> [What you are asked to do] Search the material and gather each line with "name" in it.

++++

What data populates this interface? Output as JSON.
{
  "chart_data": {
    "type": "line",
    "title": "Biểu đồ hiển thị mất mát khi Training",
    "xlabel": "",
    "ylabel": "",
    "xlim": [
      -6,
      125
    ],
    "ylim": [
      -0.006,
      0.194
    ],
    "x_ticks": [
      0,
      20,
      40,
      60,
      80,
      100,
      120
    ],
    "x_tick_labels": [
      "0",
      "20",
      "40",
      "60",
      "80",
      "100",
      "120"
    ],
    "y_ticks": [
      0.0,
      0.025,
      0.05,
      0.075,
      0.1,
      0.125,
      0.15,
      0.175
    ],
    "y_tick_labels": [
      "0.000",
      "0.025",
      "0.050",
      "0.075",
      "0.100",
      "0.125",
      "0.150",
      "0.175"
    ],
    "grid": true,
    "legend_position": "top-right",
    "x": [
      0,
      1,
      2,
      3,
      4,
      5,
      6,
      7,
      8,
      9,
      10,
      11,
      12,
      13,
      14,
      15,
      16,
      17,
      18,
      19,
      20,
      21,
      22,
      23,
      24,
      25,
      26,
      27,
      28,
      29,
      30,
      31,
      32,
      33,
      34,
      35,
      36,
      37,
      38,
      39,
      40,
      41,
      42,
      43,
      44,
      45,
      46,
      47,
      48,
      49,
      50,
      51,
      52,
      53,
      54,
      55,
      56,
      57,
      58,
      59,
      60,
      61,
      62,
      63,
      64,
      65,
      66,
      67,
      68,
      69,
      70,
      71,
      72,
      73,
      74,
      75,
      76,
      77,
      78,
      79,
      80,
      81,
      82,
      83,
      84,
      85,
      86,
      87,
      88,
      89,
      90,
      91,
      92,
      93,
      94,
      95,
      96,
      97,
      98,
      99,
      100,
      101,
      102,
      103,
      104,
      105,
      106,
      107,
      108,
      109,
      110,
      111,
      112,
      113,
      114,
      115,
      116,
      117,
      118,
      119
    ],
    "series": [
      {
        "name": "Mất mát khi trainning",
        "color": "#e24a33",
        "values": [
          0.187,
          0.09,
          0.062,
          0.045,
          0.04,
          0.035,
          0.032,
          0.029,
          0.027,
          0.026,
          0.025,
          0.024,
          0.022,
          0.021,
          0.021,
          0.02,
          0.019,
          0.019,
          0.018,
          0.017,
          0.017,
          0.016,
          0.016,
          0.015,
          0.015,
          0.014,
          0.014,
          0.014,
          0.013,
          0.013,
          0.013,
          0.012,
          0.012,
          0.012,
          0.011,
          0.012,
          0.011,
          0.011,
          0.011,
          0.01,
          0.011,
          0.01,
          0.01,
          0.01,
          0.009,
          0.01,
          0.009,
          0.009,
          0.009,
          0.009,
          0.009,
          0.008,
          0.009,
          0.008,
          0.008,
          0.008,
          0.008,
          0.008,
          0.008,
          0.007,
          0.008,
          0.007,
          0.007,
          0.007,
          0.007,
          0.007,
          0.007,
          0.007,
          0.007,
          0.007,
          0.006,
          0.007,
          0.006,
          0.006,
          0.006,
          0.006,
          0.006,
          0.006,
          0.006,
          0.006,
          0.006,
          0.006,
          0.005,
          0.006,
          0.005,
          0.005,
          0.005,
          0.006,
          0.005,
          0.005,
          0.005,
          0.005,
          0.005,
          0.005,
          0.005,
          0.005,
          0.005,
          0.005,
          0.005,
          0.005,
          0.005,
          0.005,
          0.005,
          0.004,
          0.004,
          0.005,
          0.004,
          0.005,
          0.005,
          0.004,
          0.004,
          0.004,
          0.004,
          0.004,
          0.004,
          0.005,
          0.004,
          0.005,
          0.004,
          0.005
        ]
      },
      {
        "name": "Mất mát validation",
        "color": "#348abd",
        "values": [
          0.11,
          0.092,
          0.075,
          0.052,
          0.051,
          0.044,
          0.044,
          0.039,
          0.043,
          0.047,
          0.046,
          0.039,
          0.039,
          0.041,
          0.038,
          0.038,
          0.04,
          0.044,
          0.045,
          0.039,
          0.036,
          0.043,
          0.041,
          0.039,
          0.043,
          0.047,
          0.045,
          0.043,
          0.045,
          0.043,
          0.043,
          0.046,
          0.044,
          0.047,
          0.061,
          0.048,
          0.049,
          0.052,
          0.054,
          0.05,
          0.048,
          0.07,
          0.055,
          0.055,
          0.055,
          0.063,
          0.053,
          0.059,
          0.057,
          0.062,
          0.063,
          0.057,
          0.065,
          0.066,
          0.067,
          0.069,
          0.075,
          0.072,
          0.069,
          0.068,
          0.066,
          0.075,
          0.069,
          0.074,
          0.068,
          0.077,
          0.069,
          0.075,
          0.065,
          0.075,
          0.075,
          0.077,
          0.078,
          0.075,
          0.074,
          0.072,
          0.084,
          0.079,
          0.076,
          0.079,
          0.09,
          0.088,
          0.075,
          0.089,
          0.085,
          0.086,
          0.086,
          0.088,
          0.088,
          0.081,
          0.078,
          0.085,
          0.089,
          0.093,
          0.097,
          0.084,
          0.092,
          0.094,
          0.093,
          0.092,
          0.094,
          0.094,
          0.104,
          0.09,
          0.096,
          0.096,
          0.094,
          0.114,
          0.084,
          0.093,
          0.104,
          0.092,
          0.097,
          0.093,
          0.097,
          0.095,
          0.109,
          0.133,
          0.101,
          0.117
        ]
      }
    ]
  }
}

++++

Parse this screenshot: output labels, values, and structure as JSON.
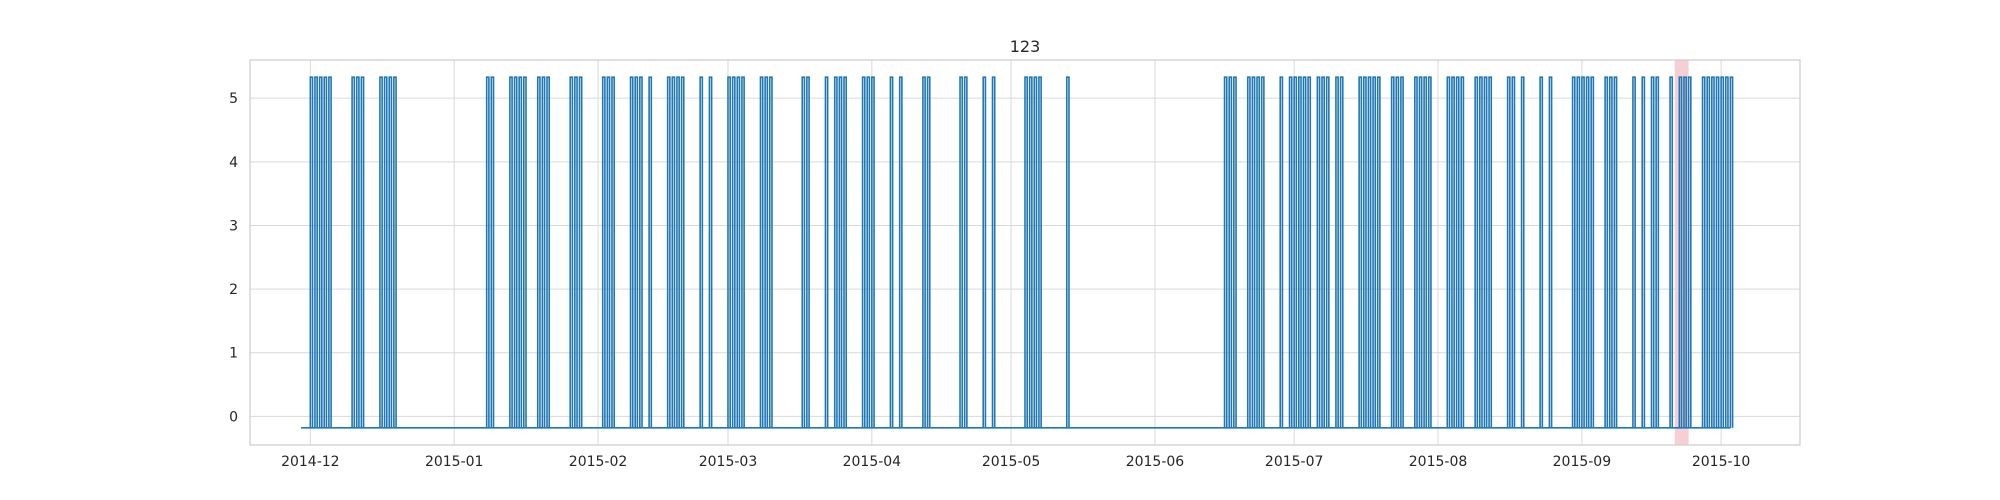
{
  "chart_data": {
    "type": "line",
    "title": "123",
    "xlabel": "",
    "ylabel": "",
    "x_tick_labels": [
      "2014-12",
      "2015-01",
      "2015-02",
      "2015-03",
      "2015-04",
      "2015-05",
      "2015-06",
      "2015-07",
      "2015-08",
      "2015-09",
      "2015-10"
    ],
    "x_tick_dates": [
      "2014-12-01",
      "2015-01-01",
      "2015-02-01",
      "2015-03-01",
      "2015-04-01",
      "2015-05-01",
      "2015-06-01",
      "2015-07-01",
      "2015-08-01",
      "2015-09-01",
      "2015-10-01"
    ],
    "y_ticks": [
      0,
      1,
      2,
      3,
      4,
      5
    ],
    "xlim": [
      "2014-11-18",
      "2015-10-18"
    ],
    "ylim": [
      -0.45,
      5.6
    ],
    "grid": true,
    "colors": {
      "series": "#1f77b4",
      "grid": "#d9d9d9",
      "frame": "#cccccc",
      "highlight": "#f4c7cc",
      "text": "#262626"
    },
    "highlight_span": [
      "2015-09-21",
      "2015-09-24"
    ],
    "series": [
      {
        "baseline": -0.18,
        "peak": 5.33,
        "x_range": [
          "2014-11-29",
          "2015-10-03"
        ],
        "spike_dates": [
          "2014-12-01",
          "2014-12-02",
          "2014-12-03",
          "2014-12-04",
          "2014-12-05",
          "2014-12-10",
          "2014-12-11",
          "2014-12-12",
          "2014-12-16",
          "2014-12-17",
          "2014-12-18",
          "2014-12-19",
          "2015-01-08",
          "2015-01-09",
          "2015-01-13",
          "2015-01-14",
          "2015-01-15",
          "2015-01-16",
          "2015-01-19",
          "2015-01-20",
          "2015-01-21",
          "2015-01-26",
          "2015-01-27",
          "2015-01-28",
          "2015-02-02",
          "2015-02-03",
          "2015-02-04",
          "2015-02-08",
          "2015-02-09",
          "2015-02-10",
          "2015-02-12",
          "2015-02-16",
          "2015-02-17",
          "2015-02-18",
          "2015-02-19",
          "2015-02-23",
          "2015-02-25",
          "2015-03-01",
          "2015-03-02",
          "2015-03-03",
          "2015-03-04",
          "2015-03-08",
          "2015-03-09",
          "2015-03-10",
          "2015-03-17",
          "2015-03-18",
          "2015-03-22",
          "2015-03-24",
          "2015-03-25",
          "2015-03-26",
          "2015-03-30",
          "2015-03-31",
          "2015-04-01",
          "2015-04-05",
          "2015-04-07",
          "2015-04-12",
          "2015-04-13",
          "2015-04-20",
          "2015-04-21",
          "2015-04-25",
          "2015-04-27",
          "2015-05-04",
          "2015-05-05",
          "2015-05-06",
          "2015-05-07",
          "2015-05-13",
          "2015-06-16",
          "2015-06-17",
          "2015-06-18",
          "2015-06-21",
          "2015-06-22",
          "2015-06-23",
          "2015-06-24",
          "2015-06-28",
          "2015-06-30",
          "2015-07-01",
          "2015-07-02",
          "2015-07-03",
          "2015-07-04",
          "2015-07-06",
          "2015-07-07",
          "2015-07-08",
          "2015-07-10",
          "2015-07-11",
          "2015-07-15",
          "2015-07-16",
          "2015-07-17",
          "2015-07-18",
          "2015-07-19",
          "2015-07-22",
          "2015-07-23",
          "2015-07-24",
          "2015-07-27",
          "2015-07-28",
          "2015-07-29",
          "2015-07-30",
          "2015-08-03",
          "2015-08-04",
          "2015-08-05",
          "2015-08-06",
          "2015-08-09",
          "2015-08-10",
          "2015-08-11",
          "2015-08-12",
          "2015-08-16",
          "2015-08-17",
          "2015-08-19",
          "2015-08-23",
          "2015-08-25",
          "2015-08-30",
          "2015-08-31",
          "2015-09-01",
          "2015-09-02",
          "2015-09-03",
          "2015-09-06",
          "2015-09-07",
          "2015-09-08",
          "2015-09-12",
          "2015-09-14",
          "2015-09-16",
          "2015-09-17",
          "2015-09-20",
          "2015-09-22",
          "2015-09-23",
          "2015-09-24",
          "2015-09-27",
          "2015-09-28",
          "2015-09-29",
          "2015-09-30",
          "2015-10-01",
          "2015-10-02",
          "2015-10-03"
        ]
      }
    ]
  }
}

++++

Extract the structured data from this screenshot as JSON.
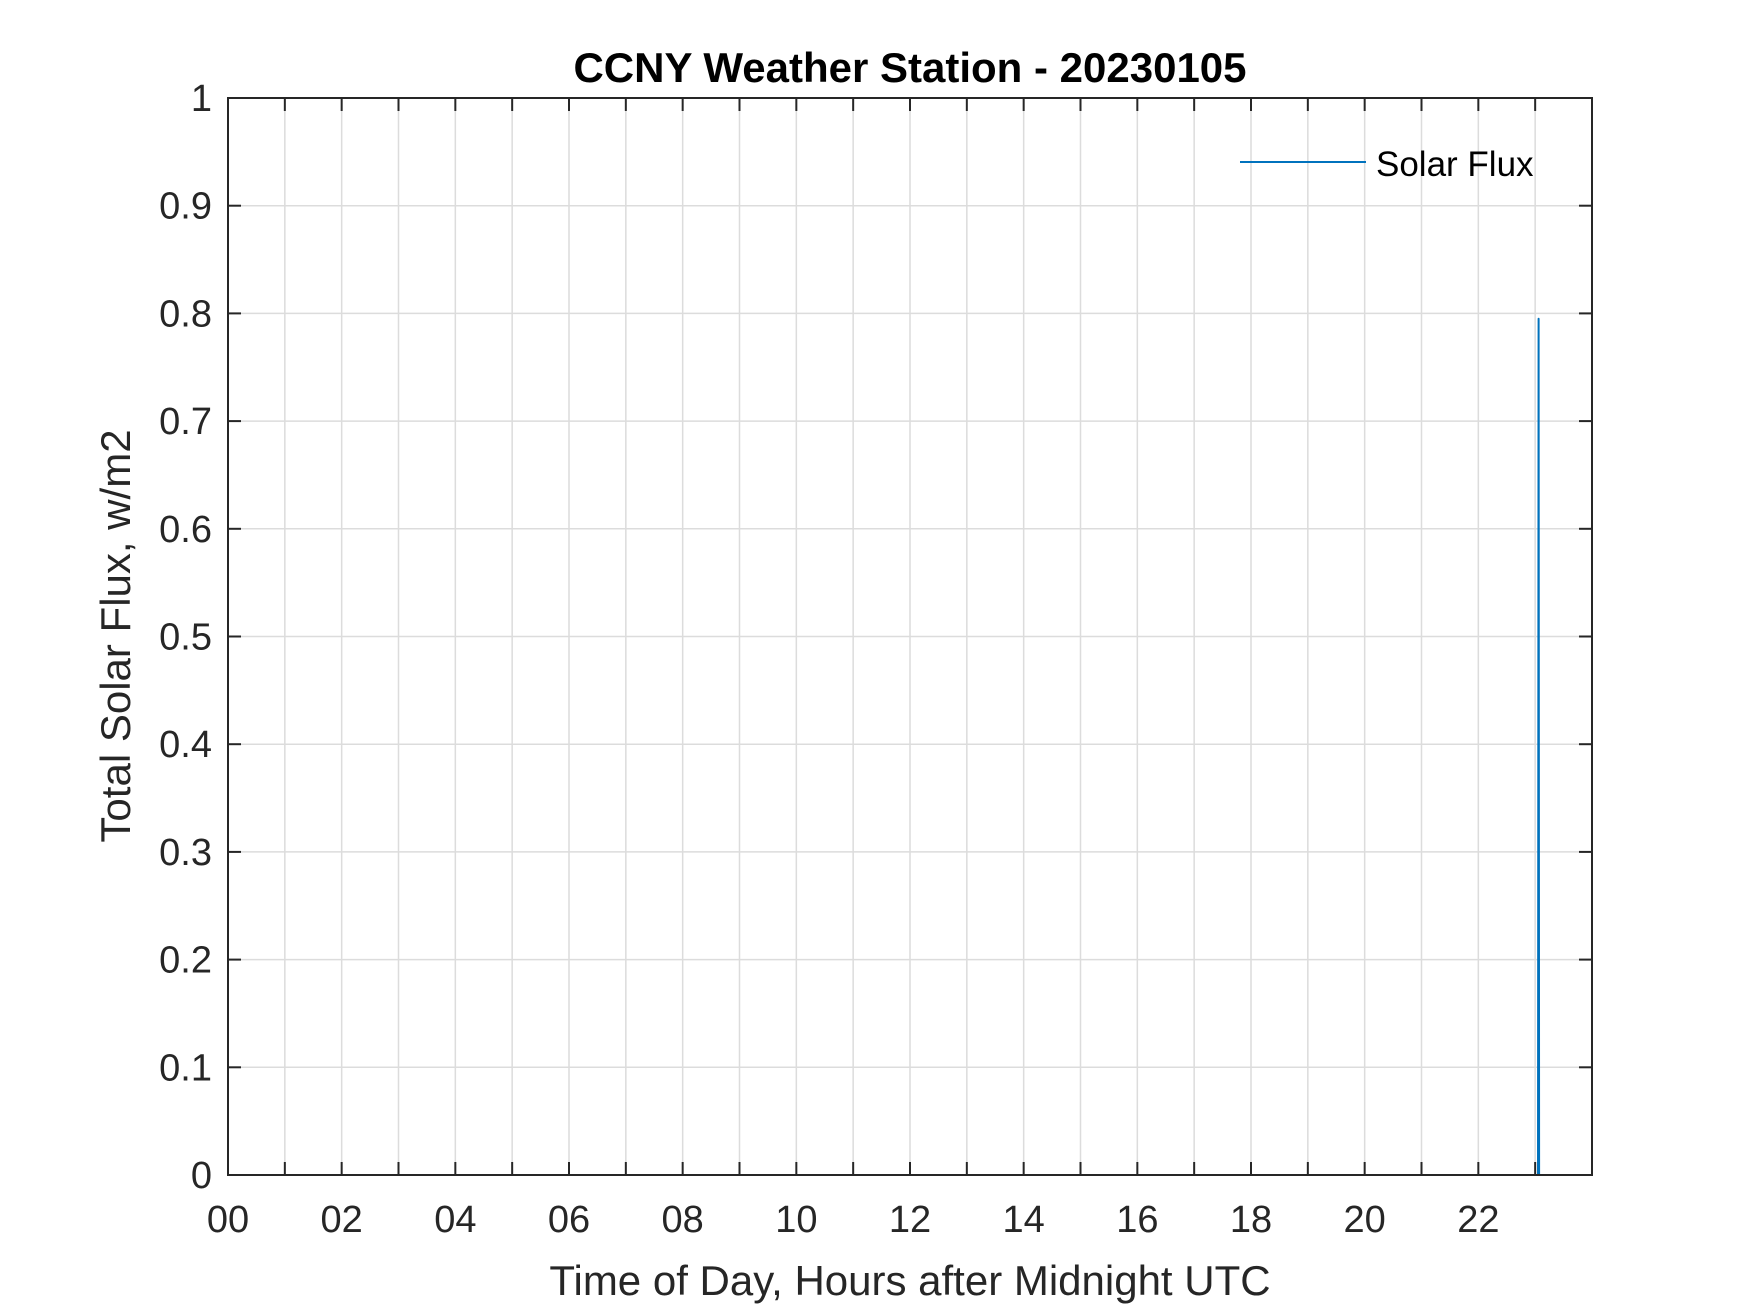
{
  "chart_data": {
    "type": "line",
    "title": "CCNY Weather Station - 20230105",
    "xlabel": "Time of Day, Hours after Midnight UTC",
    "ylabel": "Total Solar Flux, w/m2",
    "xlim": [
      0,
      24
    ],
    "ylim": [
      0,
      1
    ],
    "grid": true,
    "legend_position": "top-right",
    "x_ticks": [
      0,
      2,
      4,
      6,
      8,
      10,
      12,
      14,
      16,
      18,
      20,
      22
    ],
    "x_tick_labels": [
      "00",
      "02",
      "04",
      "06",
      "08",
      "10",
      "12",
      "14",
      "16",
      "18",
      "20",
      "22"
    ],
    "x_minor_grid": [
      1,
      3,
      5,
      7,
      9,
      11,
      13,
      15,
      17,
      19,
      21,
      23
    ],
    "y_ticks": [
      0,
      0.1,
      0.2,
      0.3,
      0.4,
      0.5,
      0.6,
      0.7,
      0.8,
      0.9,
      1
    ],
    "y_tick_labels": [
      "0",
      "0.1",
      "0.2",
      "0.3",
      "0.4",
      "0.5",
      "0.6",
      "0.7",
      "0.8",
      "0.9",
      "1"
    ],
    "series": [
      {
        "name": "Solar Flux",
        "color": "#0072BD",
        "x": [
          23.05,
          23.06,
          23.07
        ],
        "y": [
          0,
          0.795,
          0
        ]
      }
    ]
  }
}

++++

> [Complete response]
        "name": "Mất mát khi trainning",
        "name": "Mất mát validation",
        "name": "Solar Flux",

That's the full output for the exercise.